● Text block:
↓↓↓

Duke sociologist (and Crooked Timber blogger) Kieran Healy visited my Taboo Trades and Forbidden Markets seminar this week to discuss his book, Last Best Gifts (University of Chicago Press, 2006) -- a study of the social organization of exchange in human blood and organs – as well as his research on presumed consent laws (See, Do Presumed Consent Laws Raise Organ Procurement Rates? DePaul Law Review, 55:1017–1043 (2006)) (PDF). Healy has also written several other articles about gift and market exchange in human blood and organs and, in addition, studies the moral order of market society (See, for example, Marion Fourcade and Kieran Healy, Moral Views of Market Society. Annual Review of Sociology 33:285–311 (2007) (PDF.))
This was an in-person meeting that I’ve been eager to arrange for some time. I discuss the book every year, and recommend it to anyone interested in blood and organ exchange. I have also assigned the Moral Views piece in prior years, and naturally all of this work has impacted my own research on these and related topics. But I had not read the Presumed Consent article until now, which has been my loss. And if you haven’t read it, you really should rectify that, even if you have no interest in organ procurement or presumed consent rules.

↑↑↑

● Set exercise:
Decide whether each statement agrees with the seminar post, giving yes or no plus the post's deciding words in quotation marks. 1. Last Best Gifts was published by the University of Chicago Press in 2006. 2. The writer had read the Presumed Consent article before this week. 3. The writer has assigned the Moral Views piece in earlier years. The data after this point has no connection to the seminar post.

● Data segment:
↓↓↓

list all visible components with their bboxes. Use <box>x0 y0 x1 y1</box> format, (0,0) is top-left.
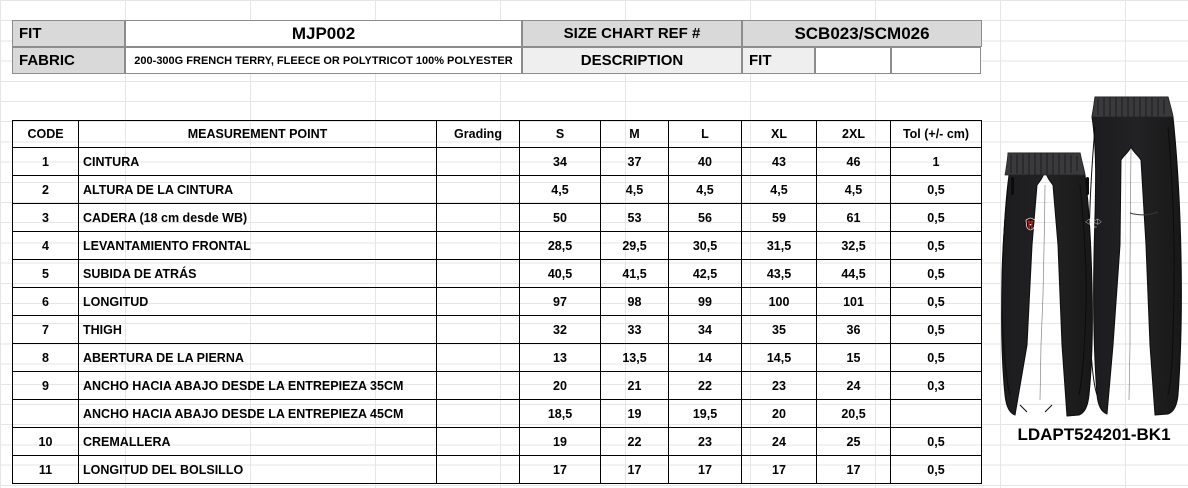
svg-text:umbro: umbro <box>1090 227 1097 229</box>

↑↑↑

● The output:
1. Yes: "Last Best Gifts (University of Chicago Press, 2006)"
2. No: "But I had not read the Presumed Consent article until now"
3. Yes: "I have also assigned the Moral Views piece in prior years"